§ **Directive**: Only the number is wanted: count the lines in the data with "Scenarios" in them.

§ **Material provided**:
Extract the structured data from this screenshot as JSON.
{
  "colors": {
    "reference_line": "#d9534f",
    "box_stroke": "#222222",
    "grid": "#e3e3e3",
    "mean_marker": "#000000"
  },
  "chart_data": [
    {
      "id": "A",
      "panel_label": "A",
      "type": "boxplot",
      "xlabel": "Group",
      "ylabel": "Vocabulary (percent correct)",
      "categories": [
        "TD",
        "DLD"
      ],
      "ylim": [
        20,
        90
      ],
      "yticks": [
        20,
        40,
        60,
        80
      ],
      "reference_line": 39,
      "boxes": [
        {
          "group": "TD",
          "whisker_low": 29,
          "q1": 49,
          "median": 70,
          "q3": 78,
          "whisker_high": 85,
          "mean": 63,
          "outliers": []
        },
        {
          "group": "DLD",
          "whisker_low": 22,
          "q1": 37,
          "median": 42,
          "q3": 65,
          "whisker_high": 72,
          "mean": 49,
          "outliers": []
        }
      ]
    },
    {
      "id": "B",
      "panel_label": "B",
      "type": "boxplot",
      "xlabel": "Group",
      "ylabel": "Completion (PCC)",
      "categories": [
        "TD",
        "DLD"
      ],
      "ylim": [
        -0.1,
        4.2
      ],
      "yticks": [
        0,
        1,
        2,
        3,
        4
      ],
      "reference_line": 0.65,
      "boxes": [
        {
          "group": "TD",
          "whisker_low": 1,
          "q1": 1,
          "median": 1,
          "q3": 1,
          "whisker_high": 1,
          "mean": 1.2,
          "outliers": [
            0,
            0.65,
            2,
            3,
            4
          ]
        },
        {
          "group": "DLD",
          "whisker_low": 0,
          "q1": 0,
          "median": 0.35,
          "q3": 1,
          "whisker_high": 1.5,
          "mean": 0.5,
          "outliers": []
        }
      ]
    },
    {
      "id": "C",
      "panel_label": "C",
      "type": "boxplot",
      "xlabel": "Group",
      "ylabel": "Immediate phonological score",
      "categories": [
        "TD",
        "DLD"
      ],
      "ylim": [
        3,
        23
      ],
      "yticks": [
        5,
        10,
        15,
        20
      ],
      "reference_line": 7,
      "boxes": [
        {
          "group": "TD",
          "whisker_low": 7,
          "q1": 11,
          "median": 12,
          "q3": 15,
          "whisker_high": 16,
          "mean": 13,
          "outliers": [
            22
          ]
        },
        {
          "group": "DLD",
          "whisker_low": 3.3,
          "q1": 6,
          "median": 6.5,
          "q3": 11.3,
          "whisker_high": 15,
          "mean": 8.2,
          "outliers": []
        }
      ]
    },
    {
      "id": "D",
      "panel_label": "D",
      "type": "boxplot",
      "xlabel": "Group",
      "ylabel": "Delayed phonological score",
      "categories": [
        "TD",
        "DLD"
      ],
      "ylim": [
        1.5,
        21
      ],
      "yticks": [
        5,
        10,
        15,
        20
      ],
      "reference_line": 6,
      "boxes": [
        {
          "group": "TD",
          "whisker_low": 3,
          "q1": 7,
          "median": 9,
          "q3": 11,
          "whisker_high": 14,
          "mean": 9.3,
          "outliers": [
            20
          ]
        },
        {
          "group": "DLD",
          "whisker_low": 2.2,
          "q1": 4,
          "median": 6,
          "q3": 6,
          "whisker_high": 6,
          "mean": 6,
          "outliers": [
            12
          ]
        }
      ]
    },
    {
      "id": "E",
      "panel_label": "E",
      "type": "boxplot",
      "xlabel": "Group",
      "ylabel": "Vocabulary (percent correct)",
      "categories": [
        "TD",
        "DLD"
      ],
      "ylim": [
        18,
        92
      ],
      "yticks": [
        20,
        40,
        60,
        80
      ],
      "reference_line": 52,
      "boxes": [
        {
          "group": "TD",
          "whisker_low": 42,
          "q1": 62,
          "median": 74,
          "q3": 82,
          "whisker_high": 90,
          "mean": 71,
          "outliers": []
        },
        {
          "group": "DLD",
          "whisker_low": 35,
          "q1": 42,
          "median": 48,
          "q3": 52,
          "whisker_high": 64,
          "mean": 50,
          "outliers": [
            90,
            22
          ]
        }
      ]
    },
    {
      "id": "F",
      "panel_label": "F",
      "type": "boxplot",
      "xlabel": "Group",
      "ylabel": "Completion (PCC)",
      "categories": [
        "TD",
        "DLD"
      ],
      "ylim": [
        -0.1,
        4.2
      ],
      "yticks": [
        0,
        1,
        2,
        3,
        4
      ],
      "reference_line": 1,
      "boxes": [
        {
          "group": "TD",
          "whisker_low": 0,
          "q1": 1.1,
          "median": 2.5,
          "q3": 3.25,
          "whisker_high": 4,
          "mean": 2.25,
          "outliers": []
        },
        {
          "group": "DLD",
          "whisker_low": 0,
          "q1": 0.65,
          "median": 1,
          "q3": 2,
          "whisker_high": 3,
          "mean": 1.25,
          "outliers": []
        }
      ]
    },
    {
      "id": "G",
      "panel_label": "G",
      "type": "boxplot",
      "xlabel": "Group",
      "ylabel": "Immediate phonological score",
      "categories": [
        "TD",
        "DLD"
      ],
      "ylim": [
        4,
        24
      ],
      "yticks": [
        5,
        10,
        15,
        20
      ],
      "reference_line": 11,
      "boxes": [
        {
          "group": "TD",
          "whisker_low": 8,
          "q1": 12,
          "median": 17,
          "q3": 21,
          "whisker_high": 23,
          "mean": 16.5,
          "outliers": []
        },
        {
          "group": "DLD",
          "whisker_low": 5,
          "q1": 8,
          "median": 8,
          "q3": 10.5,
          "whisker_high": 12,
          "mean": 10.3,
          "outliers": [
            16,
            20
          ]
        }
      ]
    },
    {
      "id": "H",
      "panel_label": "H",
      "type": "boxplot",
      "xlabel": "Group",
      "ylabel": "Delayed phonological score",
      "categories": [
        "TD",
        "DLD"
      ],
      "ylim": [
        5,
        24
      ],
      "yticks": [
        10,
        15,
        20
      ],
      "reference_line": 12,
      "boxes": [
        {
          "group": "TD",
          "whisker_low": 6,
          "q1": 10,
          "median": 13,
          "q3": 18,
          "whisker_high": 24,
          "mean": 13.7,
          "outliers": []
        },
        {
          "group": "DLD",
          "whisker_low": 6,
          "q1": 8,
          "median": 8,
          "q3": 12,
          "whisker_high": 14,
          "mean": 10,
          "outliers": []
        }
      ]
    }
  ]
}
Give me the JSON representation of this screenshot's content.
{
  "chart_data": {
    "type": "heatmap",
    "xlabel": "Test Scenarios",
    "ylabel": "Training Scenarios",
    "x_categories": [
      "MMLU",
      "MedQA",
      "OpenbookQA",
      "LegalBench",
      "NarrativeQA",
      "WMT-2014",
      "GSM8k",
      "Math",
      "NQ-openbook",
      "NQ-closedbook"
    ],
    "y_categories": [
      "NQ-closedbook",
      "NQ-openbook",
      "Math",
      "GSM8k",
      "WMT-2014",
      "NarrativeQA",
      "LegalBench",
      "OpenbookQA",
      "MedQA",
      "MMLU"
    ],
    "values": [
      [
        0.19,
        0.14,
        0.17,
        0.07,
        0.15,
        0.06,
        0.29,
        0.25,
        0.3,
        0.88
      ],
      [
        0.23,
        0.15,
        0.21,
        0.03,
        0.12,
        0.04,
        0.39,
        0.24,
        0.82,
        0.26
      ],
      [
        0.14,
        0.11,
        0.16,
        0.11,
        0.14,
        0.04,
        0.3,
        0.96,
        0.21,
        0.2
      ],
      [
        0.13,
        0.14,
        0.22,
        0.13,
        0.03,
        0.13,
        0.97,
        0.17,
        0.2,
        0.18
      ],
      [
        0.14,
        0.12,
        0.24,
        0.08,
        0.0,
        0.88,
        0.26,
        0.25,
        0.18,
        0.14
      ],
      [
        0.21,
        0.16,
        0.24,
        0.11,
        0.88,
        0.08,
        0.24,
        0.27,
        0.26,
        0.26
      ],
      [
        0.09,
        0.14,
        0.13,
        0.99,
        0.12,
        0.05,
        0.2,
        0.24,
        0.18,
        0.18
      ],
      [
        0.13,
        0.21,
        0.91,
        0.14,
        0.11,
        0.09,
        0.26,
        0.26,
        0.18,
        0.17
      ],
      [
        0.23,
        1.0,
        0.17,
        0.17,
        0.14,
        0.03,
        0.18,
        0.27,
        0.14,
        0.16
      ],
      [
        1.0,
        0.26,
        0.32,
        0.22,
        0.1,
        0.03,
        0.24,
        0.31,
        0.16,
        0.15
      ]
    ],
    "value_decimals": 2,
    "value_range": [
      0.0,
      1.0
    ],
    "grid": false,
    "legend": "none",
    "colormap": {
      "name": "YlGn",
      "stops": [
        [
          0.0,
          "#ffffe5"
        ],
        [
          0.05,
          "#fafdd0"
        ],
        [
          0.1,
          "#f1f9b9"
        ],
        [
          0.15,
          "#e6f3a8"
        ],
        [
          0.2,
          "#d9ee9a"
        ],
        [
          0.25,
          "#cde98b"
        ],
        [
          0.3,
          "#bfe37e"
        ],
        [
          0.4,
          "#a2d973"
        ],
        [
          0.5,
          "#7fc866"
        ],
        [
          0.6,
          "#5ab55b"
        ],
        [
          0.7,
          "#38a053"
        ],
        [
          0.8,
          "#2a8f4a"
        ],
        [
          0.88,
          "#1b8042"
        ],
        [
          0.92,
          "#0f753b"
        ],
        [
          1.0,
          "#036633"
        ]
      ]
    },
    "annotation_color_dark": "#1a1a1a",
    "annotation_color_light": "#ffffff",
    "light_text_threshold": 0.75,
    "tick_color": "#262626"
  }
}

§ **The completed task**: 2